#### [Given exercise]
Give back all the data exactly, line by line.

#### [Material]
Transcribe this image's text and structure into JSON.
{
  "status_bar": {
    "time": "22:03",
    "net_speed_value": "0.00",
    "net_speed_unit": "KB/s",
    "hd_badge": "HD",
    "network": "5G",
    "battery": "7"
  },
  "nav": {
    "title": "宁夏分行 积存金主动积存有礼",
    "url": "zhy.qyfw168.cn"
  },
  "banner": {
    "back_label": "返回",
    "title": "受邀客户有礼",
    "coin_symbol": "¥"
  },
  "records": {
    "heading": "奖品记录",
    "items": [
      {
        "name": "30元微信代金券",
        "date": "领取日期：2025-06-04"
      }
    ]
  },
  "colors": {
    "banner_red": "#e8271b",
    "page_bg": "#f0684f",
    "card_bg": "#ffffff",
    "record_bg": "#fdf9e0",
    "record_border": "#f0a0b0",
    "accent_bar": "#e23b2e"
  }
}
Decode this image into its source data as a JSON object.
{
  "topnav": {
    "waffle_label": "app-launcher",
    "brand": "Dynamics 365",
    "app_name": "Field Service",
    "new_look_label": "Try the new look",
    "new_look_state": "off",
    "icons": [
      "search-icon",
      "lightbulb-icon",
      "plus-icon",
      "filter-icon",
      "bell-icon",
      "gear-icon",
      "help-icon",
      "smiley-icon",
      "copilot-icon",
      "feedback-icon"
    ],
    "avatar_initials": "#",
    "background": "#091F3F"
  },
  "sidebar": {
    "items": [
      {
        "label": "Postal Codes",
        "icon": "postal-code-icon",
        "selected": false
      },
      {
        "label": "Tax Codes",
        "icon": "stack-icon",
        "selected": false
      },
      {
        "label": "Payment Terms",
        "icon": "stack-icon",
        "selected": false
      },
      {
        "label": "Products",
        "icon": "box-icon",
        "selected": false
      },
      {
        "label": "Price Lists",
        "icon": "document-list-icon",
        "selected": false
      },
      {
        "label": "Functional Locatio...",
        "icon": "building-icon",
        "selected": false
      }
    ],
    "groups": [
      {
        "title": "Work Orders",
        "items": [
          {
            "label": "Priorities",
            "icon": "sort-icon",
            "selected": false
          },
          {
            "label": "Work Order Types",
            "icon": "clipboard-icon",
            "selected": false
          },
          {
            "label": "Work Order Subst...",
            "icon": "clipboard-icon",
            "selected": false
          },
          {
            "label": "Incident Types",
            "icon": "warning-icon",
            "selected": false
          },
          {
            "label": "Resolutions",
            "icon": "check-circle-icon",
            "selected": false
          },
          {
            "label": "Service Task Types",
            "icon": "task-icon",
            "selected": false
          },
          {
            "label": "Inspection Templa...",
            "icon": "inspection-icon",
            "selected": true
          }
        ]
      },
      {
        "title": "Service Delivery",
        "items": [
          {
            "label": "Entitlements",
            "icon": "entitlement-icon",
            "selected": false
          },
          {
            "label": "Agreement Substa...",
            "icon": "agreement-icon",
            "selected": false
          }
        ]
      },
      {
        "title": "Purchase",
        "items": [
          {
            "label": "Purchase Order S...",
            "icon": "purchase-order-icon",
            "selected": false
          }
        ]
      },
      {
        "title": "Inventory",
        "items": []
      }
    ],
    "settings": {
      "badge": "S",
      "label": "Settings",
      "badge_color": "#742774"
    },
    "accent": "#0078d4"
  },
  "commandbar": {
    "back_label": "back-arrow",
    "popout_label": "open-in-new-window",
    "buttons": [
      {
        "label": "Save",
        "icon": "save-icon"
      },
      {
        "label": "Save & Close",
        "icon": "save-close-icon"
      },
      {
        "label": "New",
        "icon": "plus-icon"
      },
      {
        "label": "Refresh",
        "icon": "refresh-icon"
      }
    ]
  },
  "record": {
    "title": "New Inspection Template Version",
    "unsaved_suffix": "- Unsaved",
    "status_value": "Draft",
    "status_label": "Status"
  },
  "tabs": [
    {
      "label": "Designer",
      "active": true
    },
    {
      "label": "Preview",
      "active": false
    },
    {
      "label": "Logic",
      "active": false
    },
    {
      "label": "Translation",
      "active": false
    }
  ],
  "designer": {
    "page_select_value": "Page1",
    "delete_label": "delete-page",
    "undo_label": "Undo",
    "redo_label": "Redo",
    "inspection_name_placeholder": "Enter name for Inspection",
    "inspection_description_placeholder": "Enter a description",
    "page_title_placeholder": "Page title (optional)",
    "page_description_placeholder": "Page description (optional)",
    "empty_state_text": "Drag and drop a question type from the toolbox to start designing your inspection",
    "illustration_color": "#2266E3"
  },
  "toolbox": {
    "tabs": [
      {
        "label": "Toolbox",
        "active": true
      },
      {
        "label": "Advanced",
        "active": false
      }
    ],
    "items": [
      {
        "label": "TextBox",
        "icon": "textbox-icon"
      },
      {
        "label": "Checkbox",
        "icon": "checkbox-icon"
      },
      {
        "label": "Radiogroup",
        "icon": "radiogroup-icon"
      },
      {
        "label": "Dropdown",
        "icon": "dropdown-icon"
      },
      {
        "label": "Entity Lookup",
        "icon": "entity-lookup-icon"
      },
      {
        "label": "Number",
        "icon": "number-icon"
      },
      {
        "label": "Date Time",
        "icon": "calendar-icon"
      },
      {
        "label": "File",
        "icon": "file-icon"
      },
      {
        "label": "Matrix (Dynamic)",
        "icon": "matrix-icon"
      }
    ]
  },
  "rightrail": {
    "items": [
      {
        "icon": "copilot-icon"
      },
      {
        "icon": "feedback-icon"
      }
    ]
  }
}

#### [Answer]
Transcribe this image's text and structure into JSON.
{
  "status_bar": {
    "time": "22:03",
    "net_speed_value": "0.00",
    "net_speed_unit": "KB/s",
    "hd_badge": "HD",
    "network": "5G",
    "battery": "7"
  },
  "nav": {
    "title": "宁夏分行 积存金主动积存有礼",
    "url": "zhy.qyfw168.cn"
  },
  "banner": {
    "back_label": "返回",
    "title": "受邀客户有礼",
    "coin_symbol": "¥"
  },
  "records": {
    "heading": "奖品记录",
    "items": [
      {
        "name": "30元微信代金券",
        "date": "领取日期：2025-06-04"
      }
    ]
  },
  "colors": {
    "banner_red": "#e8271b",
    "page_bg": "#f0684f",
    "card_bg": "#ffffff",
    "record_bg": "#fdf9e0",
    "record_border": "#f0a0b0",
    "accent_bar": "#e23b2e"
  }
}
Decode this image into its source data as a JSON object.
{
  "topnav": {
    "waffle_label": "app-launcher",
    "brand": "Dynamics 365",
    "app_name": "Field Service",
    "new_look_label": "Try the new look",
    "new_look_state": "off",
    "icons": [
      "search-icon",
      "lightbulb-icon",
      "plus-icon",
      "filter-icon",
      "bell-icon",
      "gear-icon",
      "help-icon",
      "smiley-icon",
      "copilot-icon",
      "feedback-icon"
    ],
    "avatar_initials": "#",
    "background": "#091F3F"
  },
  "sidebar": {
    "items": [
      {
        "label": "Postal Codes",
        "icon": "postal-code-icon",
        "selected": false
      },
      {
        "label": "Tax Codes",
        "icon": "stack-icon",
        "selected": false
      },
      {
        "label": "Payment Terms",
        "icon": "stack-icon",
        "selected": false
      },
      {
        "label": "Products",
        "icon": "box-icon",
        "selected": false
      },
      {
        "label": "Price Lists",
        "icon": "document-list-icon",
        "selected": false
      },
      {
        "label": "Functional Locatio...",
        "icon": "building-icon",
        "selected": false
      }
    ],
    "groups": [
      {
        "title": "Work Orders",
        "items": [
          {
            "label": "Priorities",
            "icon": "sort-icon",
            "selected": false
          },
          {
            "label": "Work Order Types",
            "icon": "clipboard-icon",
            "selected": false
          },
          {
            "label": "Work Order Subst...",
            "icon": "clipboard-icon",
            "selected": false
          },
          {
            "label": "Incident Types",
            "icon": "warning-icon",
            "selected": false
          },
          {
            "label": "Resolutions",
            "icon": "check-circle-icon",
            "selected": false
          },
          {
            "label": "Service Task Types",
            "icon": "task-icon",
            "selected": false
          },
          {
            "label": "Inspection Templa...",
            "icon": "inspection-icon",
            "selected": true
          }
        ]
      },
      {
        "title": "Service Delivery",
        "items": [
          {
            "label": "Entitlements",
            "icon": "entitlement-icon",
            "selected": false
          },
          {
            "label": "Agreement Substa...",
            "icon": "agreement-icon",
            "selected": false
          }
        ]
      },
      {
        "title": "Purchase",
        "items": [
          {
            "label": "Purchase Order S...",
            "icon": "purchase-order-icon",
            "selected": false
          }
        ]
      },
      {
        "title": "Inventory",
        "items": []
      }
    ],
    "settings": {
      "badge": "S",
      "label": "Settings",
      "badge_color": "#742774"
    },
    "accent": "#0078d4"
  },
  "commandbar": {
    "back_label": "back-arrow",
    "popout_label": "open-in-new-window",
    "buttons": [
      {
        "label": "Save",
        "icon": "save-icon"
      },
      {
        "label": "Save & Close",
        "icon": "save-close-icon"
      },
      {
        "label": "New",
        "icon": "plus-icon"
      },
      {
        "label": "Refresh",
        "icon": "refresh-icon"
      }
    ]
  },
  "record": {
    "title": "New Inspection Template Version",
    "unsaved_suffix": "- Unsaved",
    "status_value": "Draft",
    "status_label": "Status"
  },
  "tabs": [
    {
      "label": "Designer",
      "active": true
    },
    {
      "label": "Preview",
      "active": false
    },
    {
      "label": "Logic",
      "active": false
    },
    {
      "label": "Translation",
      "active": false
    }
  ],
  "designer": {
    "page_select_value": "Page1",
    "delete_label": "delete-page",
    "undo_label": "Undo",
    "redo_label": "Redo",
    "inspection_name_placeholder": "Enter name for Inspection",
    "inspection_description_placeholder": "Enter a description",
    "page_title_placeholder": "Page title (optional)",
    "page_description_placeholder": "Page description (optional)",
    "empty_state_text": "Drag and drop a question type from the toolbox to start designing your inspection",
    "illustration_color": "#2266E3"
  },
  "toolbox": {
    "tabs": [
      {
        "label": "Toolbox",
        "active": true
      },
      {
        "label": "Advanced",
        "active": false
      }
    ],
    "items": [
      {
        "label": "TextBox",
        "icon": "textbox-icon"
      },
      {
        "label": "Checkbox",
        "icon": "checkbox-icon"
      },
      {
        "label": "Radiogroup",
        "icon": "radiogroup-icon"
      },
      {
        "label": "Dropdown",
        "icon": "dropdown-icon"
      },
      {
        "label": "Entity Lookup",
        "icon": "entity-lookup-icon"
      },
      {
        "label": "Number",
        "icon": "number-icon"
      },
      {
        "label": "Date Time",
        "icon": "calendar-icon"
      },
      {
        "label": "File",
        "icon": "file-icon"
      },
      {
        "label": "Matrix (Dynamic)",
        "icon": "matrix-icon"
      }
    ]
  },
  "rightrail": {
    "items": [
      {
        "icon": "copilot-icon"
      },
      {
        "icon": "feedback-icon"
      }
    ]
  }
}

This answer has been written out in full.